In the records that follow, show each line where the word "анализа" is present.

Stored data:

= = = = = = =

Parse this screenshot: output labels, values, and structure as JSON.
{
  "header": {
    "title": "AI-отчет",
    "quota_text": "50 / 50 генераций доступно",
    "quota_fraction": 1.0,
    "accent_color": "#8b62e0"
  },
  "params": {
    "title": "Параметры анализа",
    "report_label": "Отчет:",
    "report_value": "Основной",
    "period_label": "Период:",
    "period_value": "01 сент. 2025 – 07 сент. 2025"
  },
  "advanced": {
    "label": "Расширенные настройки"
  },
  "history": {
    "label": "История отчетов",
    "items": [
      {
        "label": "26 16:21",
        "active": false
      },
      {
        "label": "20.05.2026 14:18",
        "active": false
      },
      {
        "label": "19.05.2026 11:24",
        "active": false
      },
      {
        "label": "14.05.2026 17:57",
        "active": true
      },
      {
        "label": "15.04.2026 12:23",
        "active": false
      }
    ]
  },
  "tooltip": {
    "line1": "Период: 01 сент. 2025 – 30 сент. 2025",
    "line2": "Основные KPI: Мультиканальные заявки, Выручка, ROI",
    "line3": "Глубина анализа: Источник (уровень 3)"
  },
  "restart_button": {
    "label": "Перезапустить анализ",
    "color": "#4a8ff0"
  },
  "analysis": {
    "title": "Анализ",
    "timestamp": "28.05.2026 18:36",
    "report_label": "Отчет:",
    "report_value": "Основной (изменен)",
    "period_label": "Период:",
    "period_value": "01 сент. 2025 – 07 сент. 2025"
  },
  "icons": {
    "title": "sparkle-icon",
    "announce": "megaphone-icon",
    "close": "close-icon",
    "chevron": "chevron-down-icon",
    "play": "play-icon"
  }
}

= = = = = = =

ANSWER FOR THIS EXERCISE >>
    "title": "Параметры анализа",
    "line3": "Глубина анализа: Источник (уровень 3)"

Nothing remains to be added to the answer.